> [ENUNCIADO]:
Cita textualmente todas las líneas del material, sin incluir la imagen en tu respuesta.

> [MATERIAL DEL EJERCICIO]:
--------------------------------

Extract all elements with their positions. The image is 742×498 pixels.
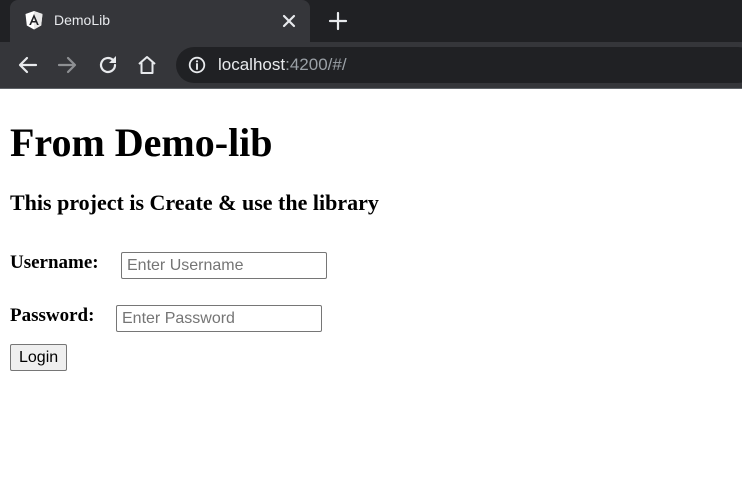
password-label: Password: [10, 305, 95, 326]
username-input[interactable] [121, 252, 327, 279]
url-path: :4200/#/ [285, 55, 347, 74]
address-bar[interactable]: localhost:4200/#/ [176, 47, 742, 83]
url-text: localhost:4200/#/ [218, 55, 347, 75]
info-icon[interactable] [188, 56, 206, 74]
browser-toolbar: localhost:4200/#/ [0, 42, 742, 88]
password-input[interactable] [116, 305, 322, 332]
tab-demolib[interactable]: DemoLib [10, 0, 310, 42]
chrome-divider [0, 88, 742, 89]
arrow-right-icon[interactable] [55, 53, 79, 77]
plus-icon[interactable] [327, 10, 349, 32]
tab-title: DemoLib [54, 12, 111, 28]
tab-strip: DemoLib [0, 0, 742, 42]
angular-icon [25, 11, 43, 30]
page-subtitle: This project is Create & use the library [10, 190, 379, 215]
home-icon[interactable] [135, 53, 159, 77]
url-host: localhost [218, 55, 286, 74]
username-label: Username: [10, 252, 99, 273]
close-icon[interactable] [280, 12, 298, 30]
login-button[interactable]: Login [10, 344, 68, 371]
arrow-left-icon[interactable] [16, 53, 40, 77]
reload-icon[interactable] [96, 53, 120, 77]
page-title: From Demo-lib [10, 120, 273, 165]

--------------------------------

> [RESPUESTA CORRECTA]:
Extract all elements with their positions. The image is 742×498 pixels.
password-label: Password: [10, 305, 95, 326]
username-input[interactable] [121, 252, 327, 279]
url-path: :4200/#/ [285, 55, 347, 74]
address-bar[interactable]: localhost:4200/#/ [176, 47, 742, 83]
url-text: localhost:4200/#/ [218, 55, 347, 75]
info-icon[interactable] [188, 56, 206, 74]
browser-toolbar: localhost:4200/#/ [0, 42, 742, 88]
password-input[interactable] [116, 305, 322, 332]
tab-demolib[interactable]: DemoLib [10, 0, 310, 42]
chrome-divider [0, 88, 742, 89]
arrow-right-icon[interactable] [55, 53, 79, 77]
plus-icon[interactable] [327, 10, 349, 32]
tab-title: DemoLib [54, 12, 111, 28]
tab-strip: DemoLib [0, 0, 742, 42]
angular-icon [25, 11, 43, 30]
page-subtitle: This project is Create & use the library [10, 190, 379, 215]
home-icon[interactable] [135, 53, 159, 77]
url-host: localhost [218, 55, 286, 74]
username-label: Username: [10, 252, 99, 273]
close-icon[interactable] [280, 12, 298, 30]
login-button[interactable]: Login [10, 344, 68, 371]
arrow-left-icon[interactable] [16, 53, 40, 77]
reload-icon[interactable] [96, 53, 120, 77]
page-title: From Demo-lib [10, 120, 273, 165]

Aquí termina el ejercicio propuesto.